Work to complete
Please reproduce every line of the material below as a numbered list, omitting any blank lines.

---- Data in this exercise

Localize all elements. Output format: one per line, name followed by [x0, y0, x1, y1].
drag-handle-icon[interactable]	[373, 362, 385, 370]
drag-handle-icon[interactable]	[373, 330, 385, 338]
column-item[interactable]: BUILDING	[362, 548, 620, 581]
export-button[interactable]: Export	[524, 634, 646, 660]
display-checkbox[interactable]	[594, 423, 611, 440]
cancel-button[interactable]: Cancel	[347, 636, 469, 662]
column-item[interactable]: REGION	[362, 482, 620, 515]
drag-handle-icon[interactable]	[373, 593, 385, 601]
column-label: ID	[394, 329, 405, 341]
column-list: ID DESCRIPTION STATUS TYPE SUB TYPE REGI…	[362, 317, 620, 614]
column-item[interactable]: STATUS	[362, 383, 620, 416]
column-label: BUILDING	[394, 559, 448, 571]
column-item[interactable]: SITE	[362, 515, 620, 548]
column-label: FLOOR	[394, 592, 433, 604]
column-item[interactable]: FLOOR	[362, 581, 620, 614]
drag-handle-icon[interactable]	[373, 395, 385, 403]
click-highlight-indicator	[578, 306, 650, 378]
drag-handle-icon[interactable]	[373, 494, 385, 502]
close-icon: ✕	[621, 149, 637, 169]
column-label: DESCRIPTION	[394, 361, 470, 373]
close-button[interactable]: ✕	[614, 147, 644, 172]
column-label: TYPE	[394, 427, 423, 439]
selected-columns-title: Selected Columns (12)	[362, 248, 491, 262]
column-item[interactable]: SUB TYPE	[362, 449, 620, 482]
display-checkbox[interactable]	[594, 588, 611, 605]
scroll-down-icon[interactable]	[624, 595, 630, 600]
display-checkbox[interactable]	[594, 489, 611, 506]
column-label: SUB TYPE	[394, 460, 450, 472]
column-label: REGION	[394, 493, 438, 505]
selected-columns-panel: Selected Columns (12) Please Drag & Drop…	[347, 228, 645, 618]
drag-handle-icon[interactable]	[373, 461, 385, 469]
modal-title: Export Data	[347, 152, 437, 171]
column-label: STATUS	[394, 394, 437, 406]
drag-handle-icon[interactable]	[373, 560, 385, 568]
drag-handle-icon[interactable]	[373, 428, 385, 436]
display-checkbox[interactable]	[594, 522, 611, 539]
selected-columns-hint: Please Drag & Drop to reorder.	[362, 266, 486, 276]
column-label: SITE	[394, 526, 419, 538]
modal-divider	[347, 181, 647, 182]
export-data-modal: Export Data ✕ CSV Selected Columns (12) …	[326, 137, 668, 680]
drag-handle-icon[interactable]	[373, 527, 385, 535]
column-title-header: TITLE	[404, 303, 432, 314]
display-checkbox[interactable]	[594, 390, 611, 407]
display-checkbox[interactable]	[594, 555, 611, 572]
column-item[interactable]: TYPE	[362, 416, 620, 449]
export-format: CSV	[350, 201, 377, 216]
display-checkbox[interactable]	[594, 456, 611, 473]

--------

Correct answer
1. Localize all elements. Output format: one per line, name followed by [x0, y0, x1, y1].
2. drag-handle-icon[interactable]	[373, 362, 385, 370]
3. drag-handle-icon[interactable]	[373, 330, 385, 338]
4. column-item[interactable]: BUILDING	[362, 548, 620, 581]
5. export-button[interactable]: Export	[524, 634, 646, 660]
6. display-checkbox[interactable]	[594, 423, 611, 440]
7. cancel-button[interactable]: Cancel	[347, 636, 469, 662]
8. column-item[interactable]: REGION	[362, 482, 620, 515]
9. drag-handle-icon[interactable]	[373, 593, 385, 601]
10. column-label: ID	[394, 329, 405, 341]
11. column-list: ID DESCRIPTION STATUS TYPE SUB TYPE REGI…	[362, 317, 620, 614]
12. column-item[interactable]: STATUS	[362, 383, 620, 416]
13. column-label: BUILDING	[394, 559, 448, 571]
14. column-item[interactable]: SITE	[362, 515, 620, 548]
15. column-label: FLOOR	[394, 592, 433, 604]
16. column-item[interactable]: FLOOR	[362, 581, 620, 614]
17. drag-handle-icon[interactable]	[373, 395, 385, 403]
18. click-highlight-indicator	[578, 306, 650, 378]
19. drag-handle-icon[interactable]	[373, 494, 385, 502]
20. close-icon: ✕	[621, 149, 637, 169]
21. column-label: DESCRIPTION	[394, 361, 470, 373]
22. close-button[interactable]: ✕	[614, 147, 644, 172]
23. column-label: TYPE	[394, 427, 423, 439]
24. selected-columns-title: Selected Columns (12)	[362, 248, 491, 262]
25. column-item[interactable]: SUB TYPE	[362, 449, 620, 482]
26. display-checkbox[interactable]	[594, 588, 611, 605]
27. scroll-down-icon[interactable]	[624, 595, 630, 600]
28. display-checkbox[interactable]	[594, 489, 611, 506]
29. column-label: SUB TYPE	[394, 460, 450, 472]
30. column-label: REGION	[394, 493, 438, 505]
31. selected-columns-panel: Selected Columns (12) Please Drag & Drop…	[347, 228, 645, 618]
32. drag-handle-icon[interactable]	[373, 461, 385, 469]
33. modal-title: Export Data	[347, 152, 437, 171]
34. column-label: STATUS	[394, 394, 437, 406]
35. drag-handle-icon[interactable]	[373, 560, 385, 568]
36. drag-handle-icon[interactable]	[373, 428, 385, 436]
37. display-checkbox[interactable]	[594, 522, 611, 539]
38. selected-columns-hint: Please Drag & Drop to reorder.	[362, 266, 486, 276]
39. column-label: SITE	[394, 526, 419, 538]
40. modal-divider	[347, 181, 647, 182]
41. export-data-modal: Export Data ✕ CSV Selected Columns (12) …	[326, 137, 668, 680]
42. drag-handle-icon[interactable]	[373, 527, 385, 535]
43. column-title-header: TITLE	[404, 303, 432, 314]
44. display-checkbox[interactable]	[594, 390, 611, 407]
45. display-checkbox[interactable]	[594, 555, 611, 572]
46. column-item[interactable]: TYPE	[362, 416, 620, 449]
47. export-format: CSV	[350, 201, 377, 216]
48. display-checkbox[interactable]	[594, 456, 611, 473]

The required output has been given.